▶ **Task details**
The entries are to be returned exactly, with images left out.

▶ **Information shown**
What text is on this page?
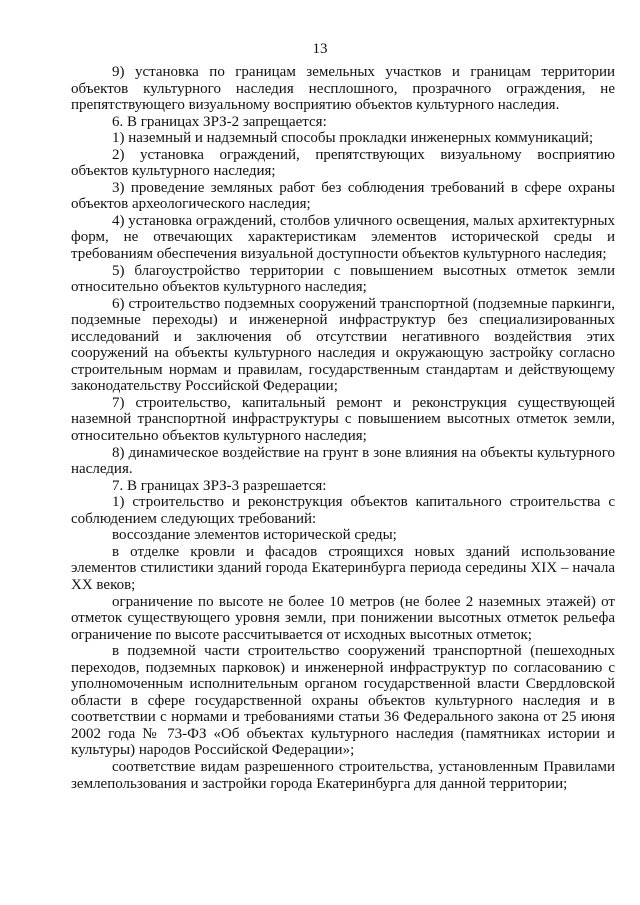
13

9) установка по границам земельных участков и границам территории объектов культурного наследия несплошного, прозрачного ограждения, не препятствующего визуальному восприятию объектов культурного наследия.

6. В границах ЗРЗ-2 запрещается:

1) наземный и надземный способы прокладки инженерных коммуникаций;

2) установка ограждений, препятствующих визуальному восприятию объектов культурного наследия;

3) проведение земляных работ без соблюдения требований в сфере охраны объектов археологического наследия;

4) установка ограждений, столбов уличного освещения, малых архитектурных форм, не отвечающих характеристикам элементов исторической среды и требованиям обеспечения визуальной доступности объектов культурного наследия;

5) благоустройство территории с повышением высотных отметок земли относительно объектов культурного наследия;

6) строительство подземных сооружений транспортной (подземные паркинги, подземные переходы) и инженерной инфраструктур без специализированных исследований и заключения об отсутствии негативного воздействия этих сооружений на объекты культурного наследия и окружающую застройку согласно строительным нормам и правилам, государственным стандартам и действующему законодательству Российской Федерации;

7) строительство, капитальный ремонт и реконструкция существующей наземной транспортной инфраструктуры с повышением высотных отметок земли, относительно объектов культурного наследия;

8) динамическое воздействие на грунт в зоне влияния на объекты культурного наследия.

7. В границах ЗРЗ-3 разрешается:

1) строительство и реконструкция объектов капитального строительства с соблюдением следующих требований:

воссоздание элементов исторической среды;

в отделке кровли и фасадов строящихся новых зданий использование элементов стилистики зданий города Екатеринбурга периода середины XIX – начала XX веков;

ограничение по высоте не более 10 метров (не более 2 наземных этажей) от отметок существующего уровня земли, при понижении высотных отметок рельефа ограничение по высоте рассчитывается от исходных высотных отметок;

в подземной части строительство сооружений транспортной (пешеходных переходов, подземных парковок) и инженерной инфраструктур по согласованию с уполномоченным исполнительным органом государственной власти Свердловской области в сфере государственной охраны объектов культурного наследия и в соответствии с нормами и требованиями статьи 36 Федерального закона от 25 июня 2002 года № 73-ФЗ «Об объектах культурного наследия (памятниках истории и культуры) народов Российской Федерации»;

соответствие видам разрешенного строительства, установленным Правилами землепользования и застройки города Екатеринбурга для данной территории;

▶ **Task output**
What text is on this page?
13

9) установка по границам земельных участков и границам территории объектов культурного наследия несплошного, прозрачного ограждения, не препятствующего визуальному восприятию объектов культурного наследия.

6. В границах ЗРЗ-2 запрещается:

1) наземный и надземный способы прокладки инженерных коммуникаций;

2) установка ограждений, препятствующих визуальному восприятию объектов культурного наследия;

3) проведение земляных работ без соблюдения требований в сфере охраны объектов археологического наследия;

4) установка ограждений, столбов уличного освещения, малых архитектурных форм, не отвечающих характеристикам элементов исторической среды и требованиям обеспечения визуальной доступности объектов культурного наследия;

5) благоустройство территории с повышением высотных отметок земли относительно объектов культурного наследия;

6) строительство подземных сооружений транспортной (подземные паркинги, подземные переходы) и инженерной инфраструктур без специализированных исследований и заключения об отсутствии негативного воздействия этих сооружений на объекты культурного наследия и окружающую застройку согласно строительным нормам и правилам, государственным стандартам и действующему законодательству Российской Федерации;

7) строительство, капитальный ремонт и реконструкция существующей наземной транспортной инфраструктуры с повышением высотных отметок земли, относительно объектов культурного наследия;

8) динамическое воздействие на грунт в зоне влияния на объекты культурного наследия.

7. В границах ЗРЗ-3 разрешается:

1) строительство и реконструкция объектов капитального строительства с соблюдением следующих требований:

воссоздание элементов исторической среды;

в отделке кровли и фасадов строящихся новых зданий использование элементов стилистики зданий города Екатеринбурга периода середины XIX – начала XX веков;

ограничение по высоте не более 10 метров (не более 2 наземных этажей) от отметок существующего уровня земли, при понижении высотных отметок рельефа ограничение по высоте рассчитывается от исходных высотных отметок;

в подземной части строительство сооружений транспортной (пешеходных переходов, подземных парковок) и инженерной инфраструктур по согласованию с уполномоченным исполнительным органом государственной власти Свердловской области в сфере государственной охраны объектов культурного наследия и в соответствии с нормами и требованиями статьи 36 Федерального закона от 25 июня 2002 года № 73-ФЗ «Об объектах культурного наследия (памятниках истории и культуры) народов Российской Федерации»;

соответствие видам разрешенного строительства, установленным Правилами землепользования и застройки города Екатеринбурга для данной территории;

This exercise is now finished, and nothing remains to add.